**INSTRUCTIONS FOR THE TASK:** Leave out the pictures and copy everything else in the entries exactly.
====== DATA SUPPLIED ======
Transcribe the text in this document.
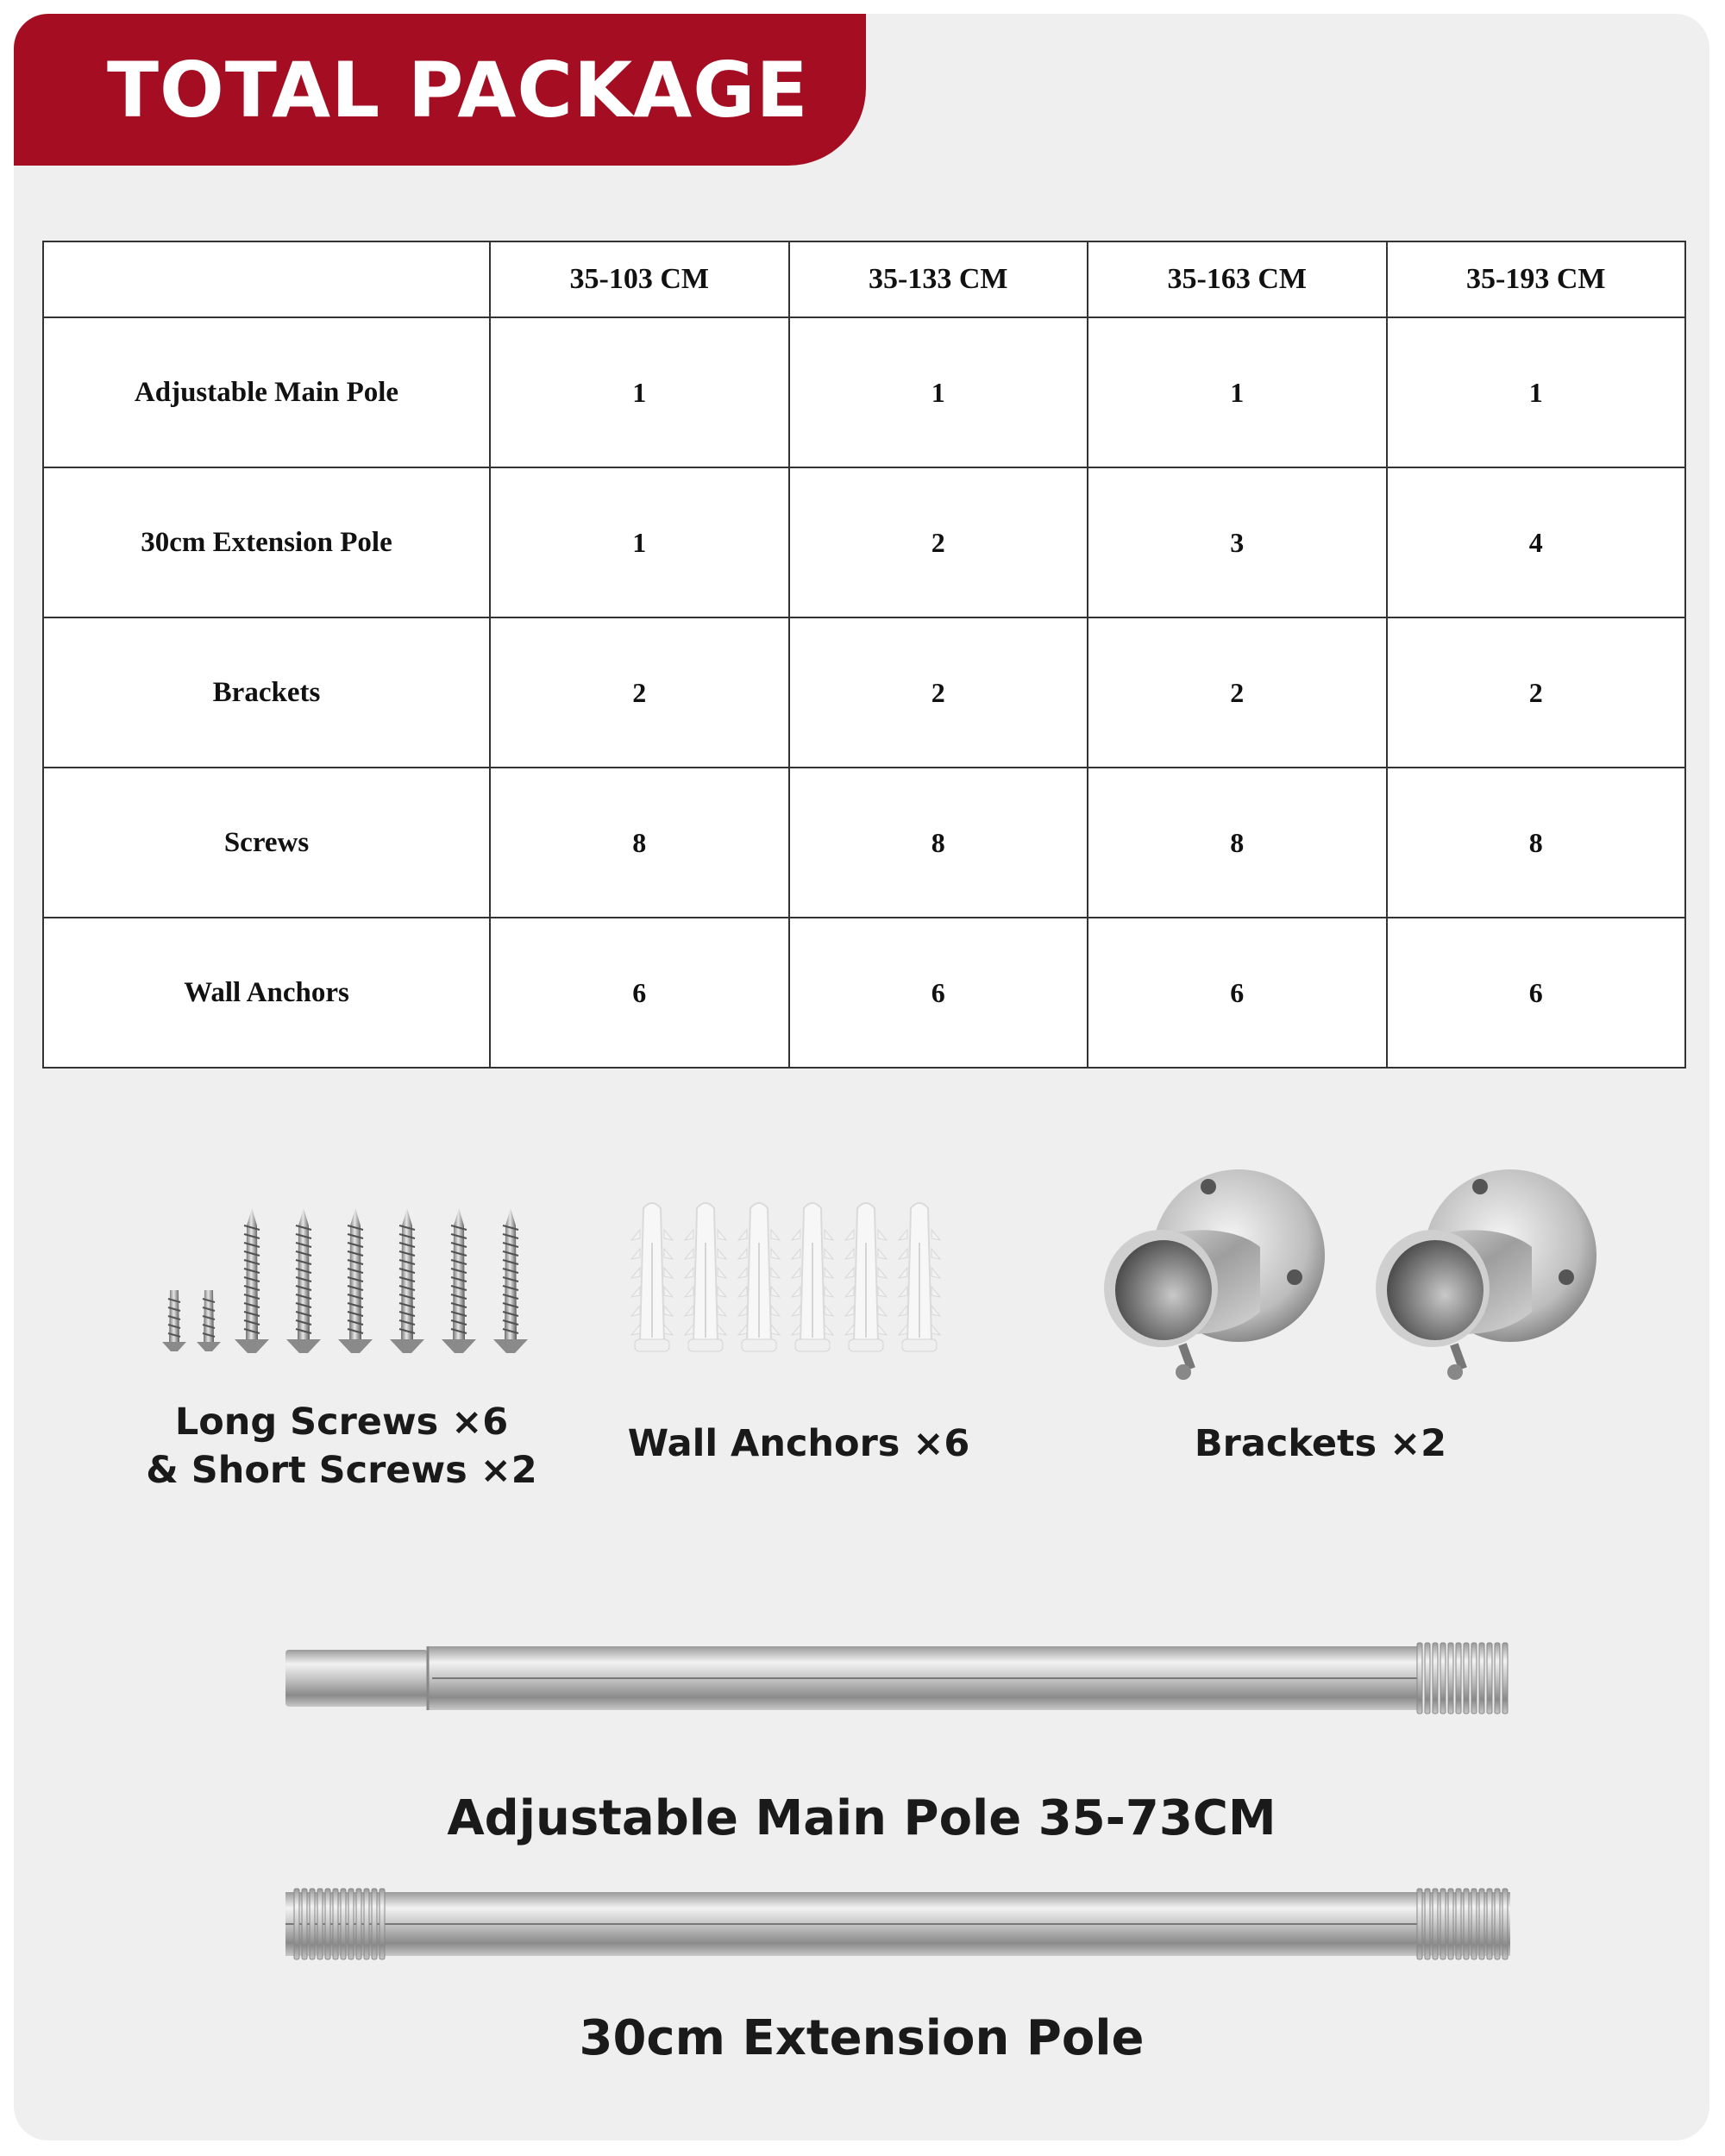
TOTAL PACKAGE
	35-103 CM	35-133 CM	35-163 CM	35-193 CM
Adjustable Main Pole	1	1	1	1
30cm Extension Pole	1	2	3	4
Brackets	2	2	2	2
Screws	8	8	8	8
Wall Anchors	6	6	6	6
Long Screws ×6
& Short Screws ×2
Wall Anchors ×6	Brackets ×2
Adjustable Main Pole 35-73CM
30cm Extension Pole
======
**RESULT OF THE EXERCISE:**
Transcribe the text in this document.
TOTAL PACKAGE
	35-103 CM	35-133 CM	35-163 CM	35-193 CM
Adjustable Main Pole	1	1	1	1
30cm Extension Pole	1	2	3	4
Brackets	2	2	2	2
Screws	8	8	8	8
Wall Anchors	6	6	6	6
Long Screws ×6
& Short Screws ×2
Wall Anchors ×6	Brackets ×2
Adjustable Main Pole 35-73CM
30cm Extension Pole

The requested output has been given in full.